**Goal of the exercise**
List each line of the data in which the string "лида" appears.

**Records shown**
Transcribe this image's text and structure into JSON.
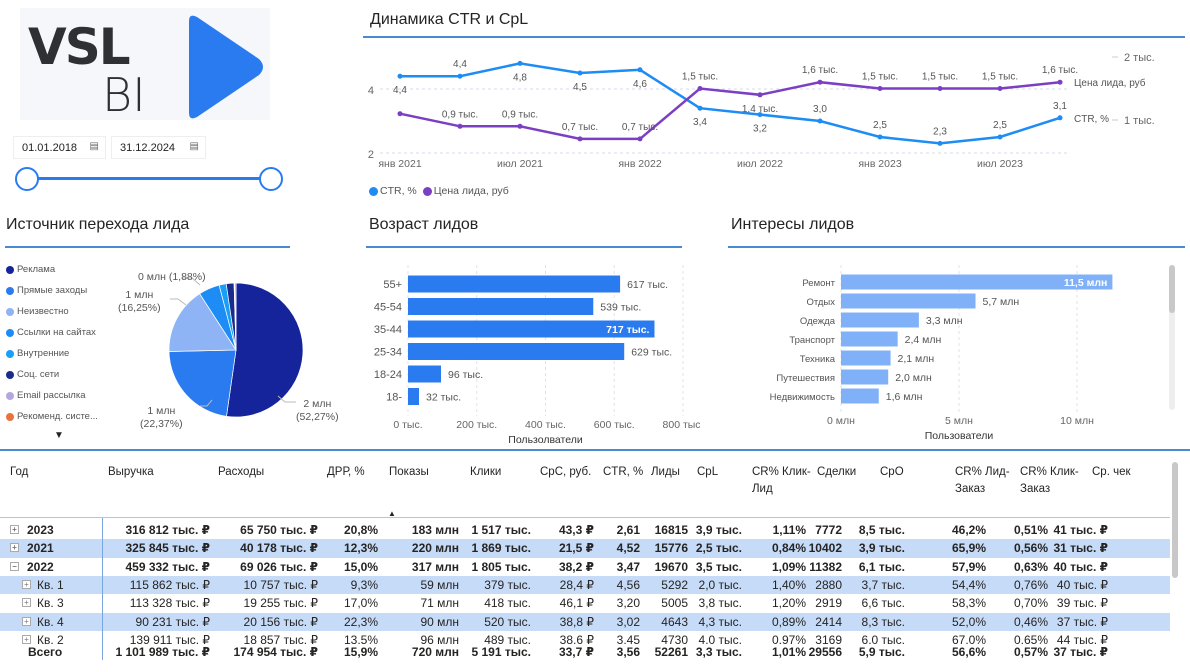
{
  "logo": {
    "text_top": "VSL",
    "text_bottom": "BI",
    "colors": {
      "accent": "#2b7bf0",
      "dark": "#2f3033"
    }
  },
  "filters": {
    "date_from": "01.01.2018",
    "date_to": "31.12.2024",
    "calendar_icon": "calendar-icon",
    "slider_range": [
      "01.01.2018",
      "31.12.2024"
    ]
  },
  "line_chart": {
    "title": "Динамика CTR и CpL",
    "x_ticks": [
      "янв 2021",
      "июл 2021",
      "янв 2022",
      "июл 2022",
      "янв 2023",
      "июл 2023"
    ],
    "left_ticks": [
      "4",
      "2"
    ],
    "right_ticks": [
      "2 тыс.",
      "1 тыс."
    ],
    "series_ctr": {
      "name": "CTR, %",
      "color": "#1e8cf5",
      "values": [
        4.4,
        4.4,
        4.8,
        4.5,
        4.6,
        3.4,
        3.2,
        3.0,
        2.5,
        2.3,
        2.5,
        3.1
      ],
      "labels": [
        "4,4",
        "4,4",
        "4,8",
        "4,5",
        "4,6",
        "3,4",
        "3,2",
        "3,0",
        "2,5",
        "2,3",
        "2,5",
        "3,1"
      ]
    },
    "series_cpl": {
      "name": "Цена лида, руб",
      "color": "#7b3fc4",
      "values": [
        1.1,
        0.9,
        0.9,
        0.7,
        0.7,
        1.5,
        1.4,
        1.6,
        1.5,
        1.5,
        1.5,
        1.6
      ],
      "labels": [
        "",
        "0,9 тыс.",
        "0,9 тыс.",
        "0,7 тыс.",
        "0,7 тыс.",
        "1,5 тыс.",
        "1,4 тыс.",
        "1,6 тыс.",
        "1,5 тыс.",
        "1,5 тыс.",
        "1,5 тыс.",
        "1,6 тыс."
      ]
    },
    "legend": [
      "CTR, %",
      "Цена лида, руб"
    ]
  },
  "pie": {
    "title": "Источник перехода лида",
    "slices": [
      {
        "name": "Реклама",
        "pct": 52.27,
        "color": "#16249c"
      },
      {
        "name": "Прямые заходы",
        "pct": 22.37,
        "color": "#2b7bf0"
      },
      {
        "name": "Неизвестно",
        "pct": 16.25,
        "color": "#8fb4f5"
      },
      {
        "name": "Ссылки на сайтах",
        "pct": 5.07,
        "color": "#1e8cf5"
      },
      {
        "name": "Внутренние",
        "pct": 1.7,
        "color": "#16a0f7"
      },
      {
        "name": "Соц. сети",
        "pct": 1.88,
        "color": "#1b2b8c"
      },
      {
        "name": "Email рассылка",
        "pct": 0.16,
        "color": "#b4a7e0"
      },
      {
        "name": "Рекоменд. систе...",
        "pct": 0.3,
        "color": "#e8743b"
      }
    ],
    "labels": {
      "reklama": [
        "2 млн",
        "(52,27%)"
      ],
      "pryamye": [
        "1 млн",
        "(22,37%)"
      ],
      "neizvestno": [
        "1 млн",
        "(16,25%)"
      ],
      "soc": "0 млн (1,88%)"
    },
    "more_icon": "caret-down-icon"
  },
  "age_chart": {
    "title": "Возраст лидов",
    "categories": [
      "55+",
      "45-54",
      "35-44",
      "25-34",
      "18-24",
      "18-"
    ],
    "values": [
      617,
      539,
      717,
      629,
      96,
      32
    ],
    "labels": [
      "617 тыс.",
      "539 тыс.",
      "717 тыс.",
      "629 тыс.",
      "96 тыс.",
      "32 тыс."
    ],
    "x_ticks": [
      "0 тыс.",
      "200 тыс.",
      "400 тыс.",
      "600 тыс.",
      "800 тыс."
    ],
    "xlim": [
      0,
      800
    ],
    "xlabel": "Пользолватели",
    "color": "#2b7bf0"
  },
  "interests_chart": {
    "title": "Интересы лидов",
    "categories": [
      "Ремонт",
      "Отдых",
      "Одежда",
      "Транспорт",
      "Техника",
      "Путешествия",
      "Недвижимость"
    ],
    "values": [
      11.5,
      5.7,
      3.3,
      2.4,
      2.1,
      2.0,
      1.6
    ],
    "labels": [
      "11,5 млн",
      "5,7 млн",
      "3,3 млн",
      "2,4 млн",
      "2,1 млн",
      "2,0 млн",
      "1,6 млн"
    ],
    "x_ticks": [
      "0 млн",
      "5 млн",
      "10 млн"
    ],
    "xlim": [
      0,
      10
    ],
    "xlabel": "Пользователи",
    "color": "#80b0f8"
  },
  "table": {
    "columns": [
      "Год",
      "Выручка",
      "Расходы",
      "ДРР, %",
      "Показы",
      "Клики",
      "CpC, руб.",
      "CTR, %",
      "Лиды",
      "CpL",
      "CR% Клик-Лид",
      "Сделки",
      "CpO",
      "CR% Лид-Заказ",
      "CR% Клик-Заказ",
      "Ср. чек"
    ],
    "sort_icon": "sort-ascending-icon",
    "rows": [
      {
        "name": "2023",
        "level": 0,
        "expand": "+",
        "cells": [
          "316 812 тыс. ₽",
          "65 750 тыс. ₽",
          "20,8%",
          "183 млн",
          "1 517 тыс.",
          "43,3 ₽",
          "2,61",
          "16815",
          "3,9 тыс.",
          "1,11%",
          "7772",
          "8,5 тыс.",
          "46,2%",
          "0,51%",
          "41 тыс. ₽"
        ]
      },
      {
        "name": "2021",
        "level": 0,
        "expand": "+",
        "cells": [
          "325 845 тыс. ₽",
          "40 178 тыс. ₽",
          "12,3%",
          "220 млн",
          "1 869 тыс.",
          "21,5 ₽",
          "4,52",
          "15776",
          "2,5 тыс.",
          "0,84%",
          "10402",
          "3,9 тыс.",
          "65,9%",
          "0,56%",
          "31 тыс. ₽"
        ]
      },
      {
        "name": "2022",
        "level": 0,
        "expand": "−",
        "cells": [
          "459 332 тыс. ₽",
          "69 026 тыс. ₽",
          "15,0%",
          "317 млн",
          "1 805 тыс.",
          "38,2 ₽",
          "3,47",
          "19670",
          "3,5 тыс.",
          "1,09%",
          "11382",
          "6,1 тыс.",
          "57,9%",
          "0,63%",
          "40 тыс. ₽"
        ]
      },
      {
        "name": "Кв. 1",
        "level": 1,
        "expand": "+",
        "cells": [
          "115 862 тыс. ₽",
          "10 757 тыс. ₽",
          "9,3%",
          "59 млн",
          "379 тыс.",
          "28,4 ₽",
          "4,56",
          "5292",
          "2,0 тыс.",
          "1,40%",
          "2880",
          "3,7 тыс.",
          "54,4%",
          "0,76%",
          "40 тыс. ₽"
        ]
      },
      {
        "name": "Кв. 3",
        "level": 1,
        "expand": "+",
        "cells": [
          "113 328 тыс. ₽",
          "19 255 тыс. ₽",
          "17,0%",
          "71 млн",
          "418 тыс.",
          "46,1 ₽",
          "3,20",
          "5005",
          "3,8 тыс.",
          "1,20%",
          "2919",
          "6,6 тыс.",
          "58,3%",
          "0,70%",
          "39 тыс. ₽"
        ]
      },
      {
        "name": "Кв. 4",
        "level": 1,
        "expand": "+",
        "cells": [
          "90 231 тыс. ₽",
          "20 156 тыс. ₽",
          "22,3%",
          "90 млн",
          "520 тыс.",
          "38,8 ₽",
          "3,02",
          "4643",
          "4,3 тыс.",
          "0,89%",
          "2414",
          "8,3 тыс.",
          "52,0%",
          "0,46%",
          "37 тыс. ₽"
        ]
      },
      {
        "name": "Кв. 2",
        "level": 1,
        "expand": "+",
        "cells": [
          "139 911 тыс. ₽",
          "18 857 тыс. ₽",
          "13,5%",
          "96 млн",
          "489 тыс.",
          "38,6 ₽",
          "3,45",
          "4730",
          "4,0 тыс.",
          "0,97%",
          "3169",
          "6,0 тыс.",
          "67,0%",
          "0,65%",
          "44 тыс. ₽"
        ]
      }
    ],
    "total": {
      "name": "Всего",
      "cells": [
        "1 101 989 тыс. ₽",
        "174 954 тыс. ₽",
        "15,9%",
        "720 млн",
        "5 191 тыс.",
        "33,7 ₽",
        "3,56",
        "52261",
        "3,3 тыс.",
        "1,01%",
        "29556",
        "5,9 тыс.",
        "56,6%",
        "0,57%",
        "37 тыс. ₽"
      ]
    },
    "row_highlight_color": "#c6dbf8"
  }
}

**Reply to the exercise**
      "name": "Цена лида, руб",
      "Цена лида, руб"
    "title": "Источник перехода лида",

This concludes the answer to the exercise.